__Objective__
Output all of the entries exactly as written.

__Record list__
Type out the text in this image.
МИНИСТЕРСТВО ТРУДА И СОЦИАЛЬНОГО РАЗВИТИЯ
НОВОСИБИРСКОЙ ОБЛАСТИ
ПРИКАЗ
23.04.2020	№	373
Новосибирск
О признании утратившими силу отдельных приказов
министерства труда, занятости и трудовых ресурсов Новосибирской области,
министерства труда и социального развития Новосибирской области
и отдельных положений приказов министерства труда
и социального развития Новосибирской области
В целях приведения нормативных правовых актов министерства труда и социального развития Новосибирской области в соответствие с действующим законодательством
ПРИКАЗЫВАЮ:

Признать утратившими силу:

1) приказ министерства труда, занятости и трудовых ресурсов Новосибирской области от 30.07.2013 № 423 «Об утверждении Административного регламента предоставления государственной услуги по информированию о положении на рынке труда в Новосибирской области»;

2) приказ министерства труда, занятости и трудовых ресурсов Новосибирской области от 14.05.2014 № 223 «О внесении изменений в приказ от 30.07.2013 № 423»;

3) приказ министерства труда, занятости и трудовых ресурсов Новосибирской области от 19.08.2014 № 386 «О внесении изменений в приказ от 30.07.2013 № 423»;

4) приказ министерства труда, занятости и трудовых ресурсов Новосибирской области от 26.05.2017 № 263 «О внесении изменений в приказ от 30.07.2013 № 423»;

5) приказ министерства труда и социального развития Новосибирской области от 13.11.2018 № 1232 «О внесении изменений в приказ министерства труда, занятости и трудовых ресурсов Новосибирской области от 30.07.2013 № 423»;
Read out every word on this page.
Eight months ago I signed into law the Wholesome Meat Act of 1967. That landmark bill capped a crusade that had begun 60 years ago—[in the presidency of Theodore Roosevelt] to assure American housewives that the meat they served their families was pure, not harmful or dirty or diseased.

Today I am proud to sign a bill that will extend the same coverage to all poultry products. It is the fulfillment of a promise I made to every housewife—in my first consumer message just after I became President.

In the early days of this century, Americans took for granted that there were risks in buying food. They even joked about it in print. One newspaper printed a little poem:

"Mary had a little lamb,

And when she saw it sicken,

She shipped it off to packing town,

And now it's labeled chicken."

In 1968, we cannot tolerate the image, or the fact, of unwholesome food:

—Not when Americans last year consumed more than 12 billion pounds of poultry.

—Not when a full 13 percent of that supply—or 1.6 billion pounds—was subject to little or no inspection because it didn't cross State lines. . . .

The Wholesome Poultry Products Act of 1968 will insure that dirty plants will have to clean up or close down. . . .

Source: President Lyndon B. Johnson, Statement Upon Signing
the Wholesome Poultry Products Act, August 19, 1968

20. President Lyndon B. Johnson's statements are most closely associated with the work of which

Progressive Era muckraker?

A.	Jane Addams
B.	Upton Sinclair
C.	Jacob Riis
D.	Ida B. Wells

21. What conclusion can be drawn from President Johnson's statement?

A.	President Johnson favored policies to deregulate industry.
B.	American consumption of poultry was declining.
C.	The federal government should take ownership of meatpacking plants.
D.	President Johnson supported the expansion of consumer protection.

__The output__
Type out the text in this image.
МИНИСТЕРСТВО ТРУДА И СОЦИАЛЬНОГО РАЗВИТИЯ
НОВОСИБИРСКОЙ ОБЛАСТИ
ПРИКАЗ
23.04.2020	№	373
Новосибирск
О признании утратившими силу отдельных приказов
министерства труда, занятости и трудовых ресурсов Новосибирской области,
министерства труда и социального развития Новосибирской области
и отдельных положений приказов министерства труда
и социального развития Новосибирской области
В целях приведения нормативных правовых актов министерства труда и социального развития Новосибирской области в соответствие с действующим законодательством
ПРИКАЗЫВАЮ:

Признать утратившими силу:

1) приказ министерства труда, занятости и трудовых ресурсов Новосибирской области от 30.07.2013 № 423 «Об утверждении Административного регламента предоставления государственной услуги по информированию о положении на рынке труда в Новосибирской области»;

2) приказ министерства труда, занятости и трудовых ресурсов Новосибирской области от 14.05.2014 № 223 «О внесении изменений в приказ от 30.07.2013 № 423»;

3) приказ министерства труда, занятости и трудовых ресурсов Новосибирской области от 19.08.2014 № 386 «О внесении изменений в приказ от 30.07.2013 № 423»;

4) приказ министерства труда, занятости и трудовых ресурсов Новосибирской области от 26.05.2017 № 263 «О внесении изменений в приказ от 30.07.2013 № 423»;

5) приказ министерства труда и социального развития Новосибирской области от 13.11.2018 № 1232 «О внесении изменений в приказ министерства труда, занятости и трудовых ресурсов Новосибирской области от 30.07.2013 № 423»;
Read out every word on this page.
Eight months ago I signed into law the Wholesome Meat Act of 1967. That landmark bill capped a crusade that had begun 60 years ago—[in the presidency of Theodore Roosevelt] to assure American housewives that the meat they served their families was pure, not harmful or dirty or diseased.

Today I am proud to sign a bill that will extend the same coverage to all poultry products. It is the fulfillment of a promise I made to every housewife—in my first consumer message just after I became President.

In the early days of this century, Americans took for granted that there were risks in buying food. They even joked about it in print. One newspaper printed a little poem:

"Mary had a little lamb,

And when she saw it sicken,

She shipped it off to packing town,

And now it's labeled chicken."

In 1968, we cannot tolerate the image, or the fact, of unwholesome food:

—Not when Americans last year consumed more than 12 billion pounds of poultry.

—Not when a full 13 percent of that supply—or 1.6 billion pounds—was subject to little or no inspection because it didn't cross State lines. . . .

The Wholesome Poultry Products Act of 1968 will insure that dirty plants will have to clean up or close down. . . .

Source: President Lyndon B. Johnson, Statement Upon Signing
the Wholesome Poultry Products Act, August 19, 1968

20. President Lyndon B. Johnson's statements are most closely associated with the work of which

Progressive Era muckraker?

A.	Jane Addams
B.	Upton Sinclair
C.	Jacob Riis
D.	Ida B. Wells

21. What conclusion can be drawn from President Johnson's statement?

A.	President Johnson favored policies to deregulate industry.
B.	American consumption of poultry was declining.
C.	The federal government should take ownership of meatpacking plants.
D.	President Johnson supported the expansion of consumer protection.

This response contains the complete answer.